Directive:
Every record below should be transcribed exactly. Omit the images.

-*-

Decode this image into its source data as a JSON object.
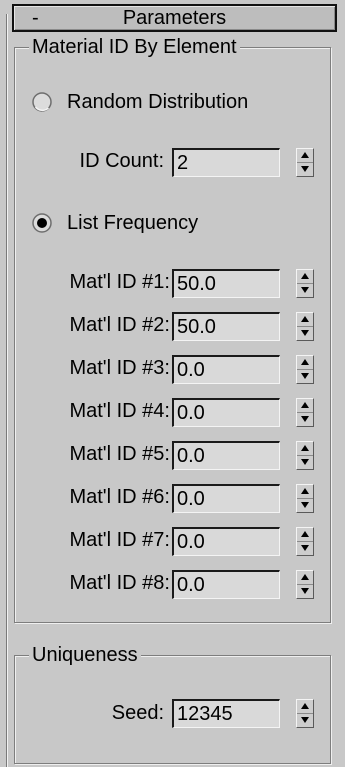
{
  "panel": {
    "collapse_symbol": "-",
    "title": "Parameters"
  },
  "material_group": {
    "legend": "Material ID By Element",
    "random_distribution": {
      "label": "Random Distribution",
      "checked": false
    },
    "id_count": {
      "label": "ID Count:",
      "value": "2"
    },
    "list_frequency": {
      "label": "List Frequency",
      "checked": true
    },
    "mat_ids": [
      {
        "label": "Mat'l ID #1:",
        "value": "50.0"
      },
      {
        "label": "Mat'l ID #2:",
        "value": "50.0"
      },
      {
        "label": "Mat'l ID #3:",
        "value": "0.0"
      },
      {
        "label": "Mat'l ID #4:",
        "value": "0.0"
      },
      {
        "label": "Mat'l ID #5:",
        "value": "0.0"
      },
      {
        "label": "Mat'l ID #6:",
        "value": "0.0"
      },
      {
        "label": "Mat'l ID #7:",
        "value": "0.0"
      },
      {
        "label": "Mat'l ID #8:",
        "value": "0.0"
      }
    ]
  },
  "uniqueness_group": {
    "legend": "Uniqueness",
    "seed": {
      "label": "Seed:",
      "value": "12345"
    }
  },
  "colors": {
    "panel_bg": "#c8c8c8",
    "field_bg": "#d9d9d9"
  }
}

-*-

Correct response:
Decode this image into its source data as a JSON object.
{
  "panel": {
    "collapse_symbol": "-",
    "title": "Parameters"
  },
  "material_group": {
    "legend": "Material ID By Element",
    "random_distribution": {
      "label": "Random Distribution",
      "checked": false
    },
    "id_count": {
      "label": "ID Count:",
      "value": "2"
    },
    "list_frequency": {
      "label": "List Frequency",
      "checked": true
    },
    "mat_ids": [
      {
        "label": "Mat'l ID #1:",
        "value": "50.0"
      },
      {
        "label": "Mat'l ID #2:",
        "value": "50.0"
      },
      {
        "label": "Mat'l ID #3:",
        "value": "0.0"
      },
      {
        "label": "Mat'l ID #4:",
        "value": "0.0"
      },
      {
        "label": "Mat'l ID #5:",
        "value": "0.0"
      },
      {
        "label": "Mat'l ID #6:",
        "value": "0.0"
      },
      {
        "label": "Mat'l ID #7:",
        "value": "0.0"
      },
      {
        "label": "Mat'l ID #8:",
        "value": "0.0"
      }
    ]
  },
  "uniqueness_group": {
    "legend": "Uniqueness",
    "seed": {
      "label": "Seed:",
      "value": "12345"
    }
  },
  "colors": {
    "panel_bg": "#c8c8c8",
    "field_bg": "#d9d9d9"
  }
}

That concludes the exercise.